■ Exercise goal
Select all lines with the string "Delta" in them, and copy those lines.

==============================

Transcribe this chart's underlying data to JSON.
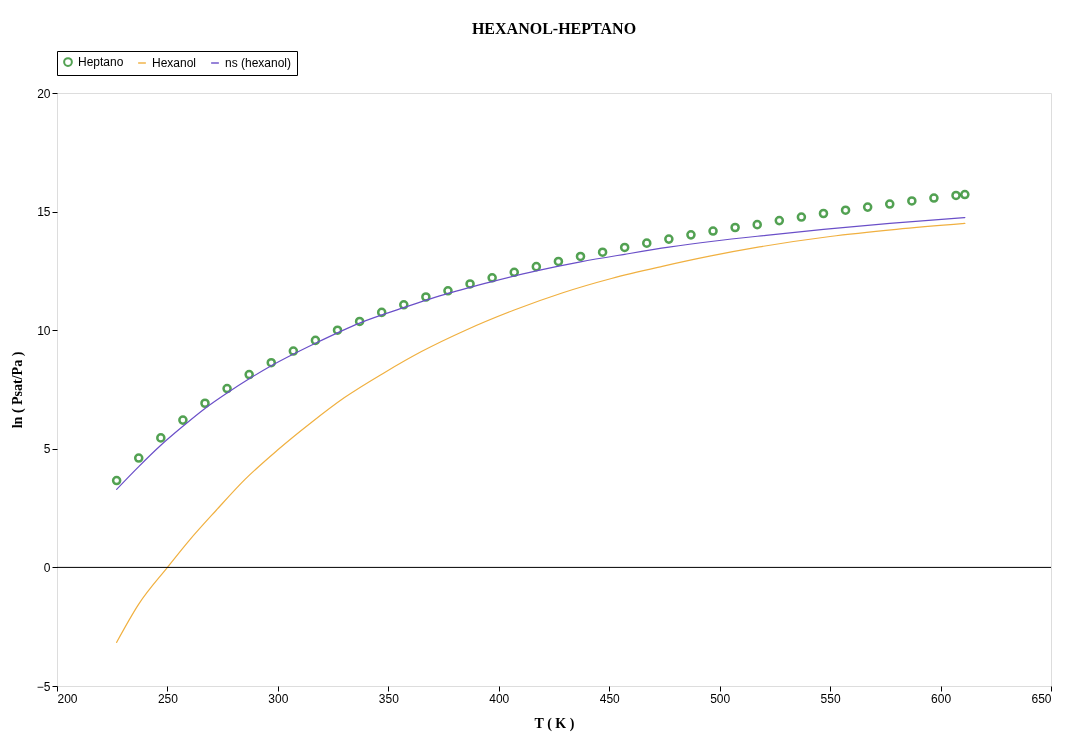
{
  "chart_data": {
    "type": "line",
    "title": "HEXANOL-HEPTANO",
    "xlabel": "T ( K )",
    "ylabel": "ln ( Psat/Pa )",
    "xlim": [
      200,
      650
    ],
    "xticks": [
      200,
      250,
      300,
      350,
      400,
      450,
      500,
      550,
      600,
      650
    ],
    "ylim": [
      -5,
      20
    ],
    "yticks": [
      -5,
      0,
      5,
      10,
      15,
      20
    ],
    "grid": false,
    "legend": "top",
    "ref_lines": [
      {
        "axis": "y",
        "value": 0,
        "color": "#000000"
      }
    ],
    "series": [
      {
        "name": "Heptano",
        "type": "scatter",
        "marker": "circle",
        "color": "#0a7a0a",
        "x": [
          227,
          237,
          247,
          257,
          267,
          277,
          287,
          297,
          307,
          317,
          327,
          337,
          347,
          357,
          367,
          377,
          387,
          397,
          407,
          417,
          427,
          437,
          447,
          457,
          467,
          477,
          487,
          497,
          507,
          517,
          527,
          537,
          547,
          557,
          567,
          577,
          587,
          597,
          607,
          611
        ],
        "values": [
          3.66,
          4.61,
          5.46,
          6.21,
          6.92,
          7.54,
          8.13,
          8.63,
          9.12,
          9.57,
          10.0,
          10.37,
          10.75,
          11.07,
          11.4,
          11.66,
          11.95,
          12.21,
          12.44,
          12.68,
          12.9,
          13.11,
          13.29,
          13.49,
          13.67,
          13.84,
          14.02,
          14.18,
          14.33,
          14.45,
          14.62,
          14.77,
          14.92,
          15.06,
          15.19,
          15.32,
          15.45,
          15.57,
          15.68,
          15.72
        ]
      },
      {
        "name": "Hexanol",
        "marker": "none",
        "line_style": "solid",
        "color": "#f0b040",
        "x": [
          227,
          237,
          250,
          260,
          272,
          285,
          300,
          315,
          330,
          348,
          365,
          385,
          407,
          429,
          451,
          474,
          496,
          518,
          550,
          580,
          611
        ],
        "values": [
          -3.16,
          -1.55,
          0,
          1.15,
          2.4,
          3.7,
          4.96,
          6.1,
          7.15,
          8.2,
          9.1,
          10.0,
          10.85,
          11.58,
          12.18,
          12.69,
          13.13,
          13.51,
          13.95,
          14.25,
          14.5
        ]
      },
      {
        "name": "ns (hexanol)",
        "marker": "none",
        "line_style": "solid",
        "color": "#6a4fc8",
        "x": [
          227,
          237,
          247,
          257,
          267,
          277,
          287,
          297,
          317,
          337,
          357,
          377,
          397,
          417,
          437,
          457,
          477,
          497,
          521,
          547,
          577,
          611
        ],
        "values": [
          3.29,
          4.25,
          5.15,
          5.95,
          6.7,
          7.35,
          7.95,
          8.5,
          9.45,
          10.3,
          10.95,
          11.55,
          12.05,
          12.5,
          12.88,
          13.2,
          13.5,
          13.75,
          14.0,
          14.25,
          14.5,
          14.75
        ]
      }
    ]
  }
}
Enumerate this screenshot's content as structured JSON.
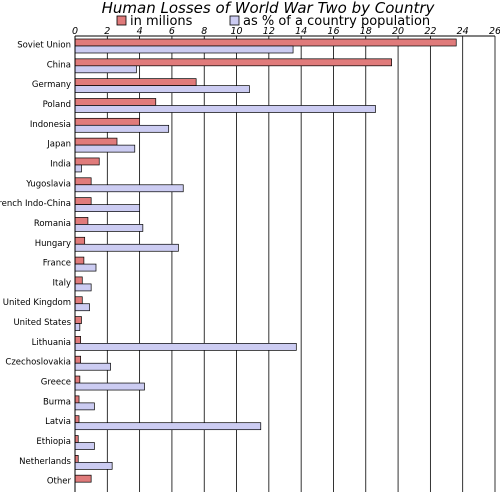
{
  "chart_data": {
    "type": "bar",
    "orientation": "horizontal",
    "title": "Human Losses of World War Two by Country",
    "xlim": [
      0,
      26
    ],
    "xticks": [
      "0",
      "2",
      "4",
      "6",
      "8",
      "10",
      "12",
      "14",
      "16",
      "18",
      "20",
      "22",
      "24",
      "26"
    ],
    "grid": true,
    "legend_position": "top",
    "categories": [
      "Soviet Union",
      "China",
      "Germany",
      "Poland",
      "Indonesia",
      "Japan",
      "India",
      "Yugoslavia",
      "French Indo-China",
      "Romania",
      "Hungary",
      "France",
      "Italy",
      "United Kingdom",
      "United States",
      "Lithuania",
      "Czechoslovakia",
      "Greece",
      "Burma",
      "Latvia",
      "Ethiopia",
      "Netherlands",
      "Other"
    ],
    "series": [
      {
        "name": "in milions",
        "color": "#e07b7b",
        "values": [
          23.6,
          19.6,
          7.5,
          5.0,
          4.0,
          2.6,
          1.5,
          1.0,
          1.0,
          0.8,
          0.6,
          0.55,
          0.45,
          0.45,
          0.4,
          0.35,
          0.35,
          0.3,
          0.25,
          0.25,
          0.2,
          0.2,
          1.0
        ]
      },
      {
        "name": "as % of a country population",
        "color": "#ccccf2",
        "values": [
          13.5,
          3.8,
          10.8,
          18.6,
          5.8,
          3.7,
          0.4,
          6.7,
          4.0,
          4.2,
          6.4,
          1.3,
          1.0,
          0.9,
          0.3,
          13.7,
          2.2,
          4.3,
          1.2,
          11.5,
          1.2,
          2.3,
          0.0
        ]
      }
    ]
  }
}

==============================

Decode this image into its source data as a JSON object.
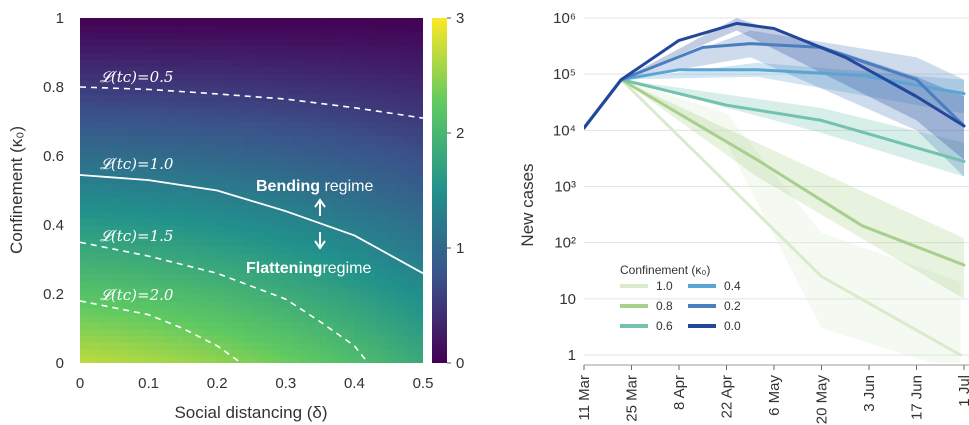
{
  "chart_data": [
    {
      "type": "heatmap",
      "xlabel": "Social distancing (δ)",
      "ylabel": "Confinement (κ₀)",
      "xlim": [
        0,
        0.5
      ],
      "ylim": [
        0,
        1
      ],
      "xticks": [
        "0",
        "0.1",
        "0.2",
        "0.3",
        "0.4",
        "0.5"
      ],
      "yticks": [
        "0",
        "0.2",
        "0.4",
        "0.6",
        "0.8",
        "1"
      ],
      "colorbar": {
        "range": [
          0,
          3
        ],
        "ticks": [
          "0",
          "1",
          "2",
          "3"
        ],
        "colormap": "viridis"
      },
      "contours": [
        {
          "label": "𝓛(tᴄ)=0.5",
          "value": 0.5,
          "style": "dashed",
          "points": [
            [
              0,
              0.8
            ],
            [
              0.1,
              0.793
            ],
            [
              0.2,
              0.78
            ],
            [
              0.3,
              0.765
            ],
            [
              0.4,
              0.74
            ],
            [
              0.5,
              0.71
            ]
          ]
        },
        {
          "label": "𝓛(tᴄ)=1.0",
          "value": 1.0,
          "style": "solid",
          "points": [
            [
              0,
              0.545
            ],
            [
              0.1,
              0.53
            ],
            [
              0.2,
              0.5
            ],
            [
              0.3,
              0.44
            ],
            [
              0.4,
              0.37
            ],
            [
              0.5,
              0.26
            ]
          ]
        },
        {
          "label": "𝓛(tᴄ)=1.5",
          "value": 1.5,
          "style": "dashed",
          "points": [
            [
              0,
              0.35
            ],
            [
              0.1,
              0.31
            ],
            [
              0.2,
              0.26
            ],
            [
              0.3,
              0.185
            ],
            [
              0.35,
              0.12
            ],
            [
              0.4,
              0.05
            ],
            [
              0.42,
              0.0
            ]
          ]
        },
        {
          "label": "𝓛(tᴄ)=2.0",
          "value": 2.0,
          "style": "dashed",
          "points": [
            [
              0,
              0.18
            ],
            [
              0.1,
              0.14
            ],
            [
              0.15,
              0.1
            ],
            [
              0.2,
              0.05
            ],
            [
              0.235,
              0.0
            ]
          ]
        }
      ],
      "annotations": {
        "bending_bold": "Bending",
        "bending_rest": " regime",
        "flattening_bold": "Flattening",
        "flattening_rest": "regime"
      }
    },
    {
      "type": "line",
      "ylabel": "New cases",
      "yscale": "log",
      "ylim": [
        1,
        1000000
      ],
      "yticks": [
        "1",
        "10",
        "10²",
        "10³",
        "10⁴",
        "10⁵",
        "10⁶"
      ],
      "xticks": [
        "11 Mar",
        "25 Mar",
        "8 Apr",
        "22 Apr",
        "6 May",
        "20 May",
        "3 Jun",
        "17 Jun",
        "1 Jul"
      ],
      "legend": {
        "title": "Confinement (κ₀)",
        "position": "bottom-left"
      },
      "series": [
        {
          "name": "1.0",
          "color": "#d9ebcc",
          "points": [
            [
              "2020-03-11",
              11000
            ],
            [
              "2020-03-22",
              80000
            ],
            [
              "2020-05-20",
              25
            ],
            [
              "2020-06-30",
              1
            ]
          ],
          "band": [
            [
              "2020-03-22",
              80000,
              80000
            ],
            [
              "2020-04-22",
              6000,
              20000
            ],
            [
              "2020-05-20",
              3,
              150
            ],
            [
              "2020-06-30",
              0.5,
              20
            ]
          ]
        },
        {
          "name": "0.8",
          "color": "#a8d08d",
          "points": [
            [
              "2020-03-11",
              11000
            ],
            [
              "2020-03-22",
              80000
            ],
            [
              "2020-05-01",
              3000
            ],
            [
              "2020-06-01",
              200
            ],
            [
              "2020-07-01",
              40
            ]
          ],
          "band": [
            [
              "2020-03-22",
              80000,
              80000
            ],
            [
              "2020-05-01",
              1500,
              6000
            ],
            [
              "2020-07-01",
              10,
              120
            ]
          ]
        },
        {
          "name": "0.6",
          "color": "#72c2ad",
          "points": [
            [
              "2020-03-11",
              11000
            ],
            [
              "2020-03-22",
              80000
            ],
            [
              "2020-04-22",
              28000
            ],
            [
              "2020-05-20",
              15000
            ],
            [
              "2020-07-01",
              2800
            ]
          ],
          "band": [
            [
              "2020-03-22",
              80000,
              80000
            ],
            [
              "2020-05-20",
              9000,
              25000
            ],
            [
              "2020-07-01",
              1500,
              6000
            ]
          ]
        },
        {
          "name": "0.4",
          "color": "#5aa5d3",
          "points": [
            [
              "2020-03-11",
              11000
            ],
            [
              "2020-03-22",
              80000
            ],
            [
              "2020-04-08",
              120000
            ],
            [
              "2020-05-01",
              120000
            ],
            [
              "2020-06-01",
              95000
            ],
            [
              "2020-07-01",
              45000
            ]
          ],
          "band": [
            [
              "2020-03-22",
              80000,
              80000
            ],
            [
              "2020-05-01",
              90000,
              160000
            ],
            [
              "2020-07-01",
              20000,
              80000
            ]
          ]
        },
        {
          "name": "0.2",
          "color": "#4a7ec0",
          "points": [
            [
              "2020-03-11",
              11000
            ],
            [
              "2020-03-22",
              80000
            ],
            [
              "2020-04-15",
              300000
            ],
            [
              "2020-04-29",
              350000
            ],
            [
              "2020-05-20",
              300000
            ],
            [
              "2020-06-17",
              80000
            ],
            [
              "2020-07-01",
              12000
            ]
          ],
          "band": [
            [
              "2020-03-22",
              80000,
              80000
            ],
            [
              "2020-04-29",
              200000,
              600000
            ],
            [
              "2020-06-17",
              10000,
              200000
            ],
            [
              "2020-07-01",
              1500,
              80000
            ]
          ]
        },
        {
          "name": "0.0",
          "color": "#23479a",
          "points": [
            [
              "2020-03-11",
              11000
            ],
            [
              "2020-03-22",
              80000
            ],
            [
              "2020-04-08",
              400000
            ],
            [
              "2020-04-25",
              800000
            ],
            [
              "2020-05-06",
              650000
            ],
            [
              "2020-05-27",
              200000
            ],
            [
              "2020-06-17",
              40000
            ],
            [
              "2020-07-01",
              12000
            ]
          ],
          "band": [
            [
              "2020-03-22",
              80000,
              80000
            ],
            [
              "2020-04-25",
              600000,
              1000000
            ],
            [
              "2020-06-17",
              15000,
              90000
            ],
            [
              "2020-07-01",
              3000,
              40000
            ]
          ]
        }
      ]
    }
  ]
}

==============================

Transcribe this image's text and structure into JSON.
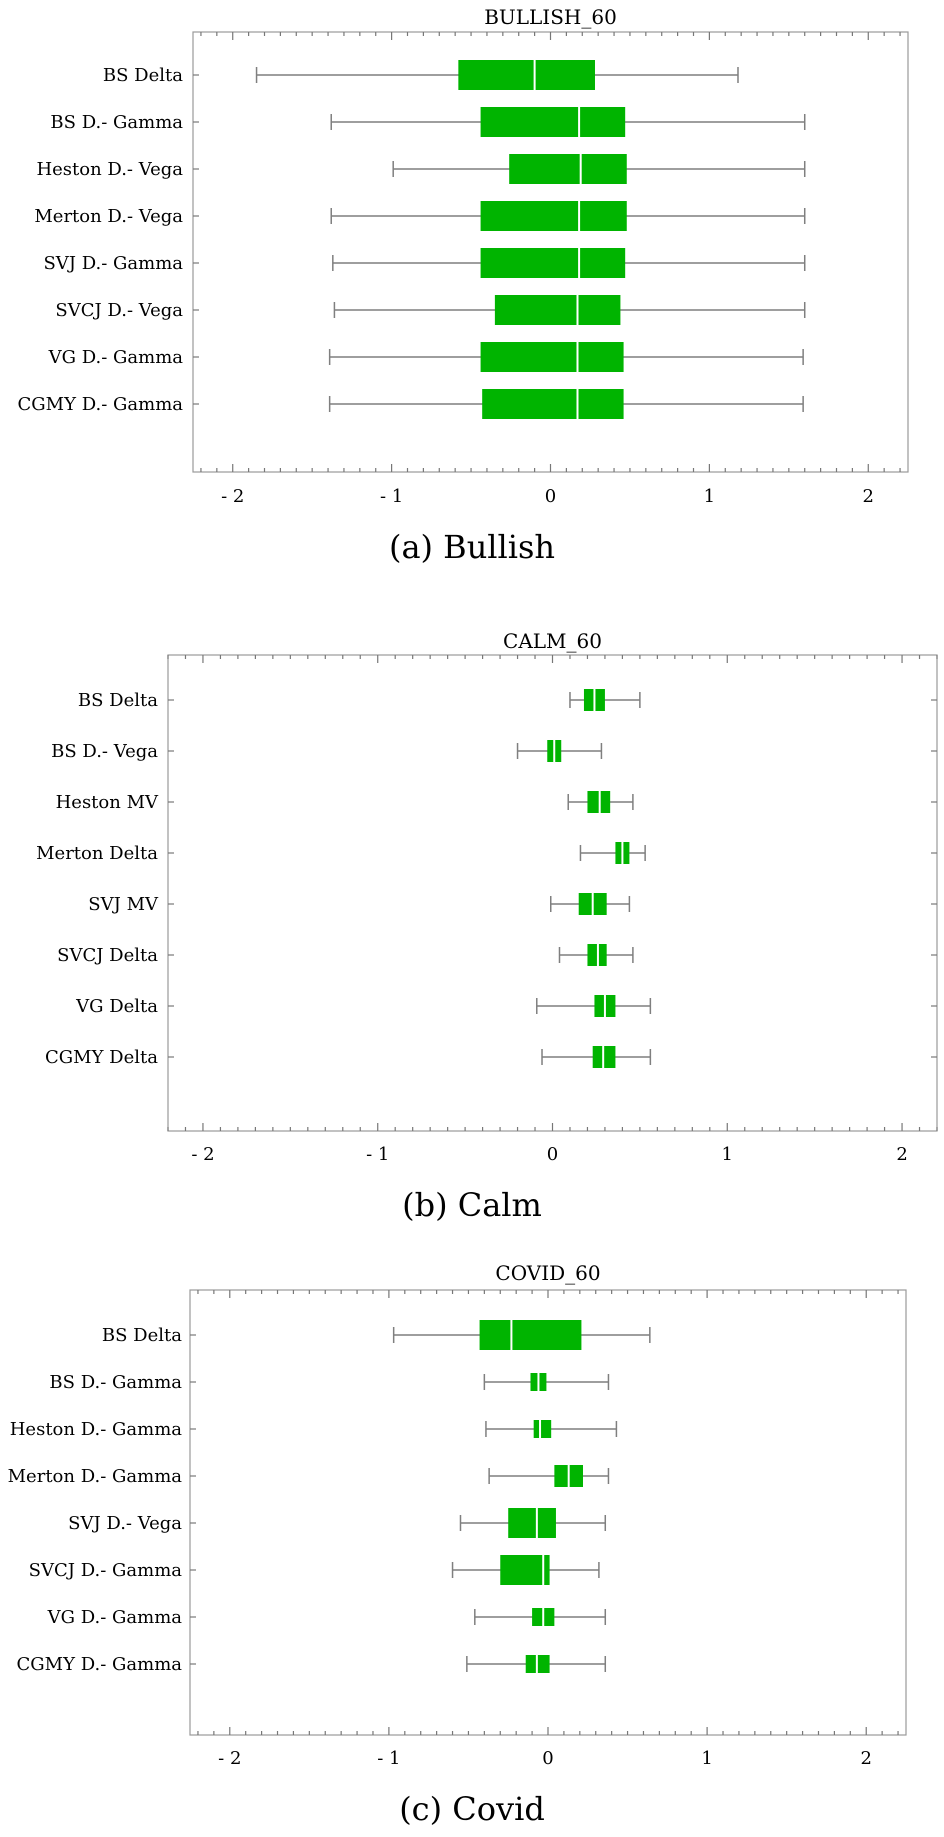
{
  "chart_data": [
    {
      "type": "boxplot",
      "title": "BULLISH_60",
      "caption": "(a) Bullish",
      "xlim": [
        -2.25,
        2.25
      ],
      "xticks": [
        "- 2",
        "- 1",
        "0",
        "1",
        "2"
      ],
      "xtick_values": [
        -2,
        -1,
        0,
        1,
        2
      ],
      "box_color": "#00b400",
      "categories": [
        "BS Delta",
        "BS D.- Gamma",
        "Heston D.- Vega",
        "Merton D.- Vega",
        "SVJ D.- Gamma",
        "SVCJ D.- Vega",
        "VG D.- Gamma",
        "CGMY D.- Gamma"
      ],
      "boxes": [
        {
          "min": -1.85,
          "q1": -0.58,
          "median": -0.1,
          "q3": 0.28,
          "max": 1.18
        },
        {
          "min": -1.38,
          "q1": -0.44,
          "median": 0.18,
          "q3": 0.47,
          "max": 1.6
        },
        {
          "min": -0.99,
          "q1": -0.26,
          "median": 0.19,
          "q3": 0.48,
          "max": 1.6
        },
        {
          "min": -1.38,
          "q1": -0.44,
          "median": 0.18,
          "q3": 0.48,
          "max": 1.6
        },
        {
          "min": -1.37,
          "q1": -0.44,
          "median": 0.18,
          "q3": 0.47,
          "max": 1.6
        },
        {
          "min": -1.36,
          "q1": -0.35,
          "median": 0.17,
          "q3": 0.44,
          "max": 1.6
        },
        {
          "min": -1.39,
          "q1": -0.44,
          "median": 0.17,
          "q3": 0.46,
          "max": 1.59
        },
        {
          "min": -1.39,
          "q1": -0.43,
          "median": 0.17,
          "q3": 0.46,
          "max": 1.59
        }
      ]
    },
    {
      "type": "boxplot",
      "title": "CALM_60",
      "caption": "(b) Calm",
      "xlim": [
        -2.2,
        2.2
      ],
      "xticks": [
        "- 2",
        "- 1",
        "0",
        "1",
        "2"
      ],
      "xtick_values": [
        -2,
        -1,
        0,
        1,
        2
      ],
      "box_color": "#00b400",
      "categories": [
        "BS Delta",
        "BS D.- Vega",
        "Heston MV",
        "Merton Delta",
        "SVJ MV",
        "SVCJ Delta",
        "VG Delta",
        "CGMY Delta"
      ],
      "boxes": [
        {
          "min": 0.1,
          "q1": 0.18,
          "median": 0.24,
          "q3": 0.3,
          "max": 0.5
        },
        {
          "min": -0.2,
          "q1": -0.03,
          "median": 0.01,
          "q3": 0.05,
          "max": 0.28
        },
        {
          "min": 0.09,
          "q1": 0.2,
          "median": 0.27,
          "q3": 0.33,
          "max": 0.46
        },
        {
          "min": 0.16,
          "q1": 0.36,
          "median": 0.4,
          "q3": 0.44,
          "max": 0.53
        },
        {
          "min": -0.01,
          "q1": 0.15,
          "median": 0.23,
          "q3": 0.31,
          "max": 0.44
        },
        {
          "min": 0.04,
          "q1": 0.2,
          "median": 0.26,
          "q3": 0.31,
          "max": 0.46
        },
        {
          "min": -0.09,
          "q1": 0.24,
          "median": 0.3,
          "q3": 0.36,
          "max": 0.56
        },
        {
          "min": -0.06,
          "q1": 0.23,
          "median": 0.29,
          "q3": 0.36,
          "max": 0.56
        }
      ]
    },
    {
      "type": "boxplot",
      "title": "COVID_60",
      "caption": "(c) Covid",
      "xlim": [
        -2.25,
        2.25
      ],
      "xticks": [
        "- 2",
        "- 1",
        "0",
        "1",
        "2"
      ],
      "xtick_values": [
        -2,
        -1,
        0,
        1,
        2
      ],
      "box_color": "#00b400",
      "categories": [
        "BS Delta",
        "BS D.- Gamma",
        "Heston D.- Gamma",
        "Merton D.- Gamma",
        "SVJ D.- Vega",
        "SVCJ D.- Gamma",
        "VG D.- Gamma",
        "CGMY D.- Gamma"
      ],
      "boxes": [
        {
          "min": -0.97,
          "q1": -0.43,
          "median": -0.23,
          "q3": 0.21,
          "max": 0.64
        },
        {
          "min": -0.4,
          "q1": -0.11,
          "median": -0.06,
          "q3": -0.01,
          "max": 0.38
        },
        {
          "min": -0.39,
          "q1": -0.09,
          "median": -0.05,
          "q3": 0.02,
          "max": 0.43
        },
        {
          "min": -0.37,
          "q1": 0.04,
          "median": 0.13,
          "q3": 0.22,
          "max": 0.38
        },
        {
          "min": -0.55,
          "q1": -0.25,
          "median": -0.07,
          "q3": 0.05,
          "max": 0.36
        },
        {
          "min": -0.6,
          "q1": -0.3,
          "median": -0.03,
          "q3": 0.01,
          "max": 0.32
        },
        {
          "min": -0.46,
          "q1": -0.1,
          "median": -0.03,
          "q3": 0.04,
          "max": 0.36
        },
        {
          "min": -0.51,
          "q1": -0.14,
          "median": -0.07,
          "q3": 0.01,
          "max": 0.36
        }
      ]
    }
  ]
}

==============================

■ Answer to the exercise
        "BS Delta",
        "BS Delta",
        "Merton Delta",
        "SVCJ Delta",
        "VG Delta",
        "CGMY Delta"
        "BS Delta",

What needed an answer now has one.